Please convert all of the material below into a Markdown table with one row per non-blank line, using the columns Row and Line for the row number and the line.

|---|

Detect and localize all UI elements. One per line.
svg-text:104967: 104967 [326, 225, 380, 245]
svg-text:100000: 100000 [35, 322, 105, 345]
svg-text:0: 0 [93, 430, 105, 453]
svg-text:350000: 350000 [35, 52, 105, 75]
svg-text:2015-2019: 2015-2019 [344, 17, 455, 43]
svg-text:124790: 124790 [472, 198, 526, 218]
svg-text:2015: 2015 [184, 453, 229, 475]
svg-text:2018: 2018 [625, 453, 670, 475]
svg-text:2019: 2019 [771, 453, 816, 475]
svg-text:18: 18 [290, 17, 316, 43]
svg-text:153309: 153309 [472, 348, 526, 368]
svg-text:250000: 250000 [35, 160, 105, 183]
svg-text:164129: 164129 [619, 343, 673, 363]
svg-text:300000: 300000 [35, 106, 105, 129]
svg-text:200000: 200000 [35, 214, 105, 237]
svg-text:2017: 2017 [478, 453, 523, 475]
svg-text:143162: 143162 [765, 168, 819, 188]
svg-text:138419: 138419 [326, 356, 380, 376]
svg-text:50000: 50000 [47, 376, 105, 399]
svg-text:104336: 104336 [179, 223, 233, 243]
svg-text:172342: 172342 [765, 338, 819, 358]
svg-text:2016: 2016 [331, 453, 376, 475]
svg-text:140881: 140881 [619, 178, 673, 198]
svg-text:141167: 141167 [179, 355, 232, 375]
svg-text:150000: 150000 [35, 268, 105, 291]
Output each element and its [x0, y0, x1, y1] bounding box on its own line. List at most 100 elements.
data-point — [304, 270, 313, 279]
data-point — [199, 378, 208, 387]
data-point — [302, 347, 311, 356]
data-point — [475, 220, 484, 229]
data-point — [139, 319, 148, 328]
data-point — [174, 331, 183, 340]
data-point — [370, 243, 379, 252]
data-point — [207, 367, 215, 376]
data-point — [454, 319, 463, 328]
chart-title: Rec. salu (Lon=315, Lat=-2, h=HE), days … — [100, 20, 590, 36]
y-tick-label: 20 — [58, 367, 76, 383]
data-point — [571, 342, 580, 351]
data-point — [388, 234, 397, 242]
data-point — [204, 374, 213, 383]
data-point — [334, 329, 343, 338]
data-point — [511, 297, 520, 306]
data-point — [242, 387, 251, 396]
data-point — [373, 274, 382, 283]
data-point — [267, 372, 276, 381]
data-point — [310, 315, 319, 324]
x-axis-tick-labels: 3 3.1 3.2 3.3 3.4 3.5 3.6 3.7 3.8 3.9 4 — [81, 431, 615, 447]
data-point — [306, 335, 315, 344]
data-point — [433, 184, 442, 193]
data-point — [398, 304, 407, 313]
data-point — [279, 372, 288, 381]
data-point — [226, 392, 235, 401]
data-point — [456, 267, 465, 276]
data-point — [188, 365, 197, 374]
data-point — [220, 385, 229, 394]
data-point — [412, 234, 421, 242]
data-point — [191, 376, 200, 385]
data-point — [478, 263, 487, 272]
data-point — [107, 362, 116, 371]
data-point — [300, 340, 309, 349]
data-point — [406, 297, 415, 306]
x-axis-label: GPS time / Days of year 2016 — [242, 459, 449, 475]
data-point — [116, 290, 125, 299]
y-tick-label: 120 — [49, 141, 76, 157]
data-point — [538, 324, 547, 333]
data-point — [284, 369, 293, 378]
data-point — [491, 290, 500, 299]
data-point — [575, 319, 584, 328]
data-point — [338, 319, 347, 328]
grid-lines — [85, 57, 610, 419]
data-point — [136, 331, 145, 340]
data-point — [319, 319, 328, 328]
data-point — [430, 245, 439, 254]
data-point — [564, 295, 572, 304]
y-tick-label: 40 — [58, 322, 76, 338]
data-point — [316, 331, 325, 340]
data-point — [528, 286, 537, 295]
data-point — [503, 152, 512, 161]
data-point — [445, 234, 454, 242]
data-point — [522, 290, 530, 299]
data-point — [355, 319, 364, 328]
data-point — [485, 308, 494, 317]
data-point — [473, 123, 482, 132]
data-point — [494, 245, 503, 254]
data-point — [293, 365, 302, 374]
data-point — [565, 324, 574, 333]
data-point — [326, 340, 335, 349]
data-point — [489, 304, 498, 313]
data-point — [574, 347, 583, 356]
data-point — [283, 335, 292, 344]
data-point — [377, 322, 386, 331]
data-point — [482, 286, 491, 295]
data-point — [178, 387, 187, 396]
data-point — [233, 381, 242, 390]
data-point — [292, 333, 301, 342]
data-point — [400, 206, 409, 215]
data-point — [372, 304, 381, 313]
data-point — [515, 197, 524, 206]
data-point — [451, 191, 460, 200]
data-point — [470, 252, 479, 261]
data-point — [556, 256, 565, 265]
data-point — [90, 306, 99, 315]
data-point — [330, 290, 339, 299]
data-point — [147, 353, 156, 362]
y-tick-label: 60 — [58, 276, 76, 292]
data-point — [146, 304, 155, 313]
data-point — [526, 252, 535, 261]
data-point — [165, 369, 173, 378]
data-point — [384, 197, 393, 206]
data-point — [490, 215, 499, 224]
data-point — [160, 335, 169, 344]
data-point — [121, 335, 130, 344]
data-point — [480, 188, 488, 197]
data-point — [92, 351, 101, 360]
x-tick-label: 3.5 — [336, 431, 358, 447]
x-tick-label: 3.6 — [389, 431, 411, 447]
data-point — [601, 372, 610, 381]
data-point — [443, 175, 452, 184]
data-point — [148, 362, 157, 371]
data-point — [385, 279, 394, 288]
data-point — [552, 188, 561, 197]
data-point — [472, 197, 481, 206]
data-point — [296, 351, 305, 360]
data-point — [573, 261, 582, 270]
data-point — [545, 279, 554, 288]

|---|

» **THE ANSWER**
| Row | Line |
|---|---|
| 1 | Detect and localize all UI elements. One per line. |
| 2 | svg-text:104967: 104967 [326, 225, 380, 245] |
| 3 | svg-text:100000: 100000 [35, 322, 105, 345] |
| 4 | svg-text:0: 0 [93, 430, 105, 453] |
| 5 | svg-text:350000: 350000 [35, 52, 105, 75] |
| 6 | svg-text:2015-2019: 2015-2019 [344, 17, 455, 43] |
| 7 | svg-text:124790: 124790 [472, 198, 526, 218] |
| 8 | svg-text:2015: 2015 [184, 453, 229, 475] |
| 9 | svg-text:2018: 2018 [625, 453, 670, 475] |
| 10 | svg-text:2019: 2019 [771, 453, 816, 475] |
| 11 | svg-text:18: 18 [290, 17, 316, 43] |
| 12 | svg-text:153309: 153309 [472, 348, 526, 368] |
| 13 | svg-text:250000: 250000 [35, 160, 105, 183] |
| 14 | svg-text:164129: 164129 [619, 343, 673, 363] |
| 15 | svg-text:300000: 300000 [35, 106, 105, 129] |
| 16 | svg-text:200000: 200000 [35, 214, 105, 237] |
| 17 | svg-text:2017: 2017 [478, 453, 523, 475] |
| 18 | svg-text:143162: 143162 [765, 168, 819, 188] |
| 19 | svg-text:138419: 138419 [326, 356, 380, 376] |
| 20 | svg-text:50000: 50000 [47, 376, 105, 399] |
| 21 | svg-text:104336: 104336 [179, 223, 233, 243] |
| 22 | svg-text:172342: 172342 [765, 338, 819, 358] |
| 23 | svg-text:2016: 2016 [331, 453, 376, 475] |
| 24 | svg-text:140881: 140881 [619, 178, 673, 198] |
| 25 | svg-text:141167: 141167 [179, 355, 232, 375] |
| 26 | svg-text:150000: 150000 [35, 268, 105, 291] |
| 27 | Output each element and its [x0, y0, x1, y1] bounding box on its own line. List at most 100 elements. |
| 28 | data-point — [304, 270, 313, 279] |
| 29 | data-point — [199, 378, 208, 387] |
| 30 | data-point — [302, 347, 311, 356] |
| 31 | data-point — [475, 220, 484, 229] |
| 32 | data-point — [139, 319, 148, 328] |
| 33 | data-point — [174, 331, 183, 340] |
| 34 | data-point — [370, 243, 379, 252] |
| 35 | data-point — [207, 367, 215, 376] |
| 36 | data-point — [454, 319, 463, 328] |
| 37 | chart-title: Rec. salu (Lon=315, Lat=-2, h=HE), days … — [100, 20, 590, 36] |
| 38 | y-tick-label: 20 — [58, 367, 76, 383] |
| 39 | data-point — [571, 342, 580, 351] |
| 40 | data-point — [388, 234, 397, 242] |
| 41 | data-point — [204, 374, 213, 383] |
| 42 | data-point — [334, 329, 343, 338] |
| 43 | data-point — [511, 297, 520, 306] |
| 44 | data-point — [242, 387, 251, 396] |
| 45 | data-point — [373, 274, 382, 283] |
| 46 | data-point — [267, 372, 276, 381] |
| 47 | data-point — [310, 315, 319, 324] |
| 48 | x-axis-tick-labels: 3 3.1 3.2 3.3 3.4 3.5 3.6 3.7 3.8 3.9 4 — [81, 431, 615, 447] |
| 49 | data-point — [306, 335, 315, 344] |
| 50 | data-point — [433, 184, 442, 193] |
| 51 | data-point — [398, 304, 407, 313] |
| 52 | data-point — [279, 372, 288, 381] |
| 53 | data-point — [226, 392, 235, 401] |
| 54 | data-point — [456, 267, 465, 276] |
| 55 | data-point — [188, 365, 197, 374] |
| 56 | data-point — [220, 385, 229, 394] |
| 57 | data-point — [412, 234, 421, 242] |
| 58 | data-point — [191, 376, 200, 385] |
| 59 | data-point — [478, 263, 487, 272] |
| 60 | data-point — [107, 362, 116, 371] |
| 61 | data-point — [300, 340, 309, 349] |
| 62 | data-point — [406, 297, 415, 306] |
| 63 | x-axis-label: GPS time / Days of year 2016 — [242, 459, 449, 475] |
| 64 | data-point — [116, 290, 125, 299] |
| 65 | y-tick-label: 120 — [49, 141, 76, 157] |
| 66 | data-point — [538, 324, 547, 333] |
| 67 | data-point — [284, 369, 293, 378] |
| 68 | data-point — [491, 290, 500, 299] |
| 69 | data-point — [575, 319, 584, 328] |
| 70 | data-point — [338, 319, 347, 328] |
| 71 | grid-lines — [85, 57, 610, 419] |
| 72 | data-point — [136, 331, 145, 340] |
| 73 | data-point — [319, 319, 328, 328] |
| 74 | data-point — [430, 245, 439, 254] |
| 75 | data-point — [564, 295, 572, 304] |
| 76 | y-tick-label: 40 — [58, 322, 76, 338] |
| 77 | data-point — [316, 331, 325, 340] |
| 78 | data-point — [528, 286, 537, 295] |
| 79 | data-point — [503, 152, 512, 161] |
| 80 | data-point — [445, 234, 454, 242] |
| 81 | data-point — [522, 290, 530, 299] |
| 82 | data-point — [355, 319, 364, 328] |
| 83 | data-point — [485, 308, 494, 317] |
| 84 | data-point — [473, 123, 482, 132] |
| 85 | data-point — [494, 245, 503, 254] |
| 86 | data-point — [293, 365, 302, 374] |
| 87 | data-point — [565, 324, 574, 333] |
| 88 | data-point — [326, 340, 335, 349] |
| 89 | data-point — [489, 304, 498, 313] |
| 90 | data-point — [574, 347, 583, 356] |
| 91 | data-point — [283, 335, 292, 344] |
| 92 | data-point — [377, 322, 386, 331] |
| 93 | data-point — [482, 286, 491, 295] |
| 94 | data-point — [178, 387, 187, 396] |
| 95 | data-point — [233, 381, 242, 390] |
| 96 | data-point — [292, 333, 301, 342] |
| 97 | data-point — [400, 206, 409, 215] |
| 98 | data-point — [372, 304, 381, 313] |
| 99 | data-point — [515, 197, 524, 206] |
| 100 | data-point — [451, 191, 460, 200] |
| 101 | data-point — [470, 252, 479, 261] |
| 102 | data-point — [556, 256, 565, 265] |
| 103 | data-point — [90, 306, 99, 315] |
| 104 | data-point — [330, 290, 339, 299] |
| 105 | data-point — [147, 353, 156, 362] |
| 106 | y-tick-label: 60 — [58, 276, 76, 292] |
| 107 | data-point — [146, 304, 155, 313] |
| 108 | data-point — [526, 252, 535, 261] |
| 109 | data-point — [165, 369, 173, 378] |
| 110 | data-point — [384, 197, 393, 206] |
| 111 | data-point — [490, 215, 499, 224] |
| 112 | data-point — [160, 335, 169, 344] |
| 113 | data-point — [121, 335, 130, 344] |
| 114 | data-point — [480, 188, 488, 197] |
| 115 | data-point — [92, 351, 101, 360] |
| 116 | x-tick-label: 3.5 — [336, 431, 358, 447] |
| 117 | x-tick-label: 3.6 — [389, 431, 411, 447] |
| 118 | data-point — [601, 372, 610, 381] |
| 119 | data-point — [443, 175, 452, 184] |
| 120 | data-point — [148, 362, 157, 371] |
| 121 | data-point — [385, 279, 394, 288] |
| 122 | data-point — [552, 188, 561, 197] |
| 123 | data-point — [472, 197, 481, 206] |
| 124 | data-point — [296, 351, 305, 360] |
| 125 | data-point — [573, 261, 582, 270] |
| 126 | data-point — [545, 279, 554, 288] |